**WHAT YOU SHOULD DO:** Repeat the data word for word. Do not include the pictures.

**INFORMATION PROVIDED:**
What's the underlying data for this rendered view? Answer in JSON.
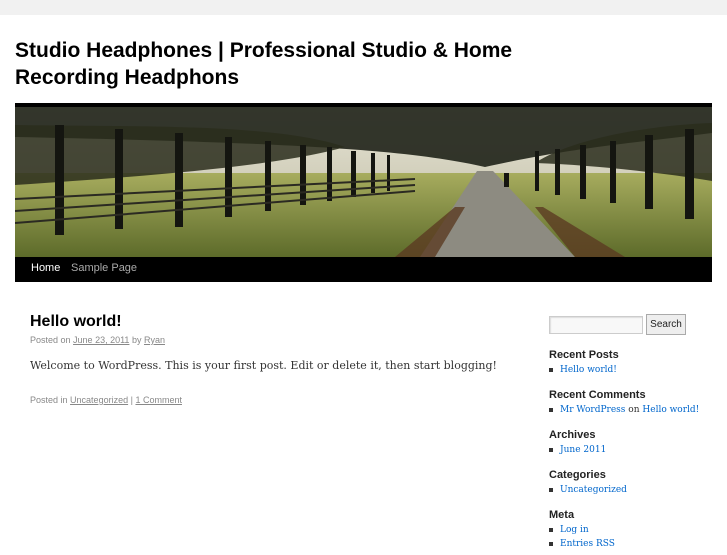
{
  "site": {
    "title": "Studio Headphones | Professional Studio & Home Recording Headphons"
  },
  "nav": {
    "items": [
      {
        "label": "Home"
      },
      {
        "label": "Sample Page"
      }
    ]
  },
  "post": {
    "title": "Hello world!",
    "meta_posted_on": "Posted on",
    "date": "June 23, 2011",
    "by": "by",
    "author": "Ryan",
    "content": "Welcome to WordPress. This is your first post. Edit or delete it, then start blogging!",
    "posted_in": "Posted in",
    "category": "Uncategorized",
    "separator": "|",
    "comments": "1 Comment"
  },
  "sidebar": {
    "search": {
      "value": "",
      "button": "Search"
    },
    "recent_posts": {
      "title": "Recent Posts",
      "items": [
        "Hello world!"
      ]
    },
    "recent_comments": {
      "title": "Recent Comments",
      "author": "Mr WordPress",
      "on": "on",
      "post": "Hello world!"
    },
    "archives": {
      "title": "Archives",
      "items": [
        "June 2011"
      ]
    },
    "categories": {
      "title": "Categories",
      "items": [
        "Uncategorized"
      ]
    },
    "meta": {
      "title": "Meta",
      "items": [
        "Log in",
        "Entries RSS"
      ]
    }
  },
  "colors": {
    "link": "#0066cc",
    "nav_bg": "#000000",
    "page_bg": "#f1f1f1"
  }
}
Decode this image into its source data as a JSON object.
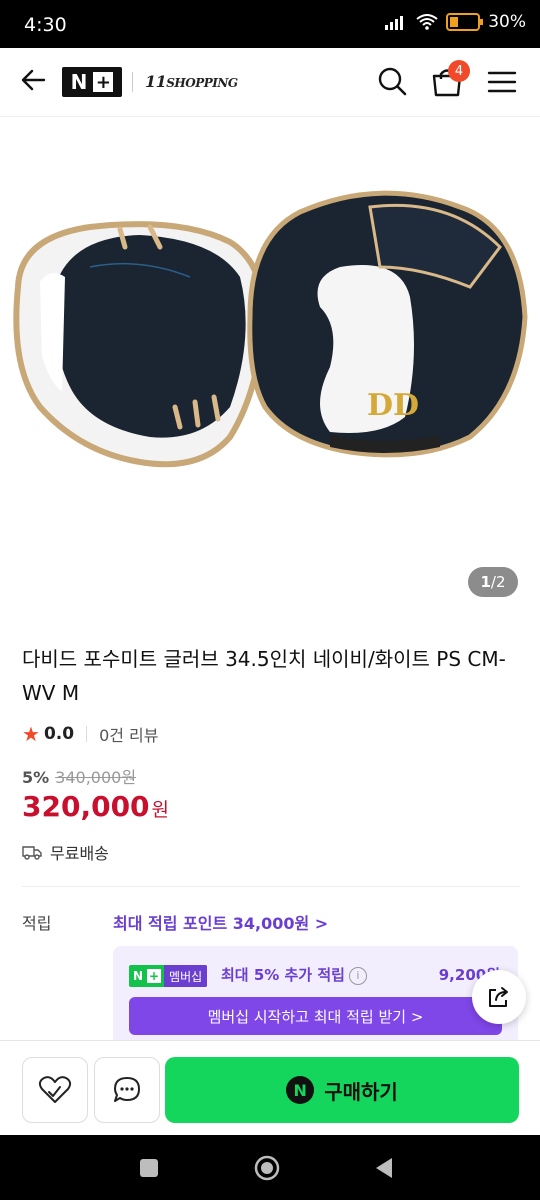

**RESULT FOR THIS EXERCISE:**
What's the underlying data for this rendered view? Answer in JSON.
{
  "site": {
    "title": "Studio Headphones | Professional Studio & Home Recording Headphons"
  },
  "nav": {
    "items": [
      {
        "label": "Home"
      },
      {
        "label": "Sample Page"
      }
    ]
  },
  "post": {
    "title": "Hello world!",
    "meta_posted_on": "Posted on",
    "date": "June 23, 2011",
    "by": "by",
    "author": "Ryan",
    "content": "Welcome to WordPress. This is your first post. Edit or delete it, then start blogging!",
    "posted_in": "Posted in",
    "category": "Uncategorized",
    "separator": "|",
    "comments": "1 Comment"
  },
  "sidebar": {
    "search": {
      "value": "",
      "button": "Search"
    },
    "recent_posts": {
      "title": "Recent Posts",
      "items": [
        "Hello world!"
      ]
    },
    "recent_comments": {
      "title": "Recent Comments",
      "author": "Mr WordPress",
      "on": "on",
      "post": "Hello world!"
    },
    "archives": {
      "title": "Archives",
      "items": [
        "June 2011"
      ]
    },
    "categories": {
      "title": "Categories",
      "items": [
        "Uncategorized"
      ]
    },
    "meta": {
      "title": "Meta",
      "items": [
        "Log in",
        "Entries RSS"
      ]
    }
  },
  "colors": {
    "link": "#0066cc",
    "nav_bg": "#000000",
    "page_bg": "#f1f1f1"
  }
}
Decode this image into its source data as a JSON object.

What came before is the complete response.